DATA SHOWN start

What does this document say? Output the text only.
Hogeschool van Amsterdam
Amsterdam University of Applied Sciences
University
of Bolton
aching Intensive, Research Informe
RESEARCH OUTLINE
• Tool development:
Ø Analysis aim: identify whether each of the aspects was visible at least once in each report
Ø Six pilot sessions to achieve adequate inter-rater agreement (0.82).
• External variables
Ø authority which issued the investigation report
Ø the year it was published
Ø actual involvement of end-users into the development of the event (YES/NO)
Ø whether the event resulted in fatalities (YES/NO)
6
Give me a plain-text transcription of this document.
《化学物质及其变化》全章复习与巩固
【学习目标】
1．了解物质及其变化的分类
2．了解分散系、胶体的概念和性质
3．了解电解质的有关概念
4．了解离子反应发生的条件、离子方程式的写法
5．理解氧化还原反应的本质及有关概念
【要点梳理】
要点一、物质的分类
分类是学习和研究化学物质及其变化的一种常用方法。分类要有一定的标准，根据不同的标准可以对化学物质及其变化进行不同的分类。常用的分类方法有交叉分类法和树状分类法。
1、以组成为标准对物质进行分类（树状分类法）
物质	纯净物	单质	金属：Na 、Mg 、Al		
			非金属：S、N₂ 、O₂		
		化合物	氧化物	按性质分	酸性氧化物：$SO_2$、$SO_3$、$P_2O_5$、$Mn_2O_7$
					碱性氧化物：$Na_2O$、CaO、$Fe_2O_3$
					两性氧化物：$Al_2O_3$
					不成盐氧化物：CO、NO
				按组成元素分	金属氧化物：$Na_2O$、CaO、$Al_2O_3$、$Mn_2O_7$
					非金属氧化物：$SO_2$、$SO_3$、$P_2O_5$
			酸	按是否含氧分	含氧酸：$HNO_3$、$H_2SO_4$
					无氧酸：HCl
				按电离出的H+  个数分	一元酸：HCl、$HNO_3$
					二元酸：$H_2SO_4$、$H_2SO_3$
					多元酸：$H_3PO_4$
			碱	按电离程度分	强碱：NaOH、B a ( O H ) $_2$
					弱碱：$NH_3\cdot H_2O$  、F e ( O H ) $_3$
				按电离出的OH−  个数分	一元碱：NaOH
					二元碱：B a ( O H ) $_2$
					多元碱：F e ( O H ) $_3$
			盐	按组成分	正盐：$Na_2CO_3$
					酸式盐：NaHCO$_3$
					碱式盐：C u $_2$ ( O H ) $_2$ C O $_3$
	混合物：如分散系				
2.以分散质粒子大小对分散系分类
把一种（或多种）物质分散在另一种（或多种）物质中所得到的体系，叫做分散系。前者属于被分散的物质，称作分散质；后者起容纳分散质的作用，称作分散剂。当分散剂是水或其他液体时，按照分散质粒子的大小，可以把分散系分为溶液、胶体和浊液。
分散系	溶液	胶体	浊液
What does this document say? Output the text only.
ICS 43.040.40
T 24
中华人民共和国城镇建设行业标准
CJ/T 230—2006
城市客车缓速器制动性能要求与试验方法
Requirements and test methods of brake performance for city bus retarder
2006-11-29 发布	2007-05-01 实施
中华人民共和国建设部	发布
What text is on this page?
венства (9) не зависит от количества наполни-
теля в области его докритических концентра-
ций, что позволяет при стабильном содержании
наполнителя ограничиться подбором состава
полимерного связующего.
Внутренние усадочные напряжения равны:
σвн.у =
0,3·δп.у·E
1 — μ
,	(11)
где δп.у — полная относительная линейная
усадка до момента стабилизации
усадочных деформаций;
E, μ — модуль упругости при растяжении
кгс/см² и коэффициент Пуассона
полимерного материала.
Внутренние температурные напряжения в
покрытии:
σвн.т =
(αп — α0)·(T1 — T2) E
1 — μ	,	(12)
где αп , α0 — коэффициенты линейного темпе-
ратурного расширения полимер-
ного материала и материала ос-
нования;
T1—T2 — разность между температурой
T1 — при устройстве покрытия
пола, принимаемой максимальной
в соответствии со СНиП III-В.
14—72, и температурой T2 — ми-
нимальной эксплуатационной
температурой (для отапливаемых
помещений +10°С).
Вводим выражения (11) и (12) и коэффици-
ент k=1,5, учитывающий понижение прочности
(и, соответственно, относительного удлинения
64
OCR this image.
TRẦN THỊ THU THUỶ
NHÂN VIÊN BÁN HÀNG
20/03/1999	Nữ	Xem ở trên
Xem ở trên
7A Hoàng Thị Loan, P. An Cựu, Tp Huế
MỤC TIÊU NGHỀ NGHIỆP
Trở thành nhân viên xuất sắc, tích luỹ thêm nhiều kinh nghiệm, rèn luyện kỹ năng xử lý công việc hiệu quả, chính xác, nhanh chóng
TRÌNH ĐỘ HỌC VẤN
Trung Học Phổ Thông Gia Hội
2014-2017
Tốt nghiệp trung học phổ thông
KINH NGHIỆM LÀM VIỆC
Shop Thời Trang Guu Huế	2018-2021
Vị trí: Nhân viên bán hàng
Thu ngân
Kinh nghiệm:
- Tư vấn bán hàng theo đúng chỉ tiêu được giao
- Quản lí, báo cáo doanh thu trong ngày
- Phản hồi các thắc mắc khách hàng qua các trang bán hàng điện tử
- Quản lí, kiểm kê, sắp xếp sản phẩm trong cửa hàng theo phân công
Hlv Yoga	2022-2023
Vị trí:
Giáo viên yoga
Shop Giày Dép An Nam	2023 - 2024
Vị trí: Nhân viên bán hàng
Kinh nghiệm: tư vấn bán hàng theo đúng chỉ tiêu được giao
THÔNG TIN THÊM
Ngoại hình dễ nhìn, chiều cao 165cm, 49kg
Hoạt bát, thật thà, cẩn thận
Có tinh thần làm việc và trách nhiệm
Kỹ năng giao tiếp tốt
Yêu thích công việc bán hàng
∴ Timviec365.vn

DATA SHOWN end

(YOUR TASK) Go through the listing above and return every line where the word "Shop" occurs.

(FINISHED ANSWER)
Shop Thời Trang Guu Huế	2018-2021
Shop Giày Dép An Nam	2023 - 2024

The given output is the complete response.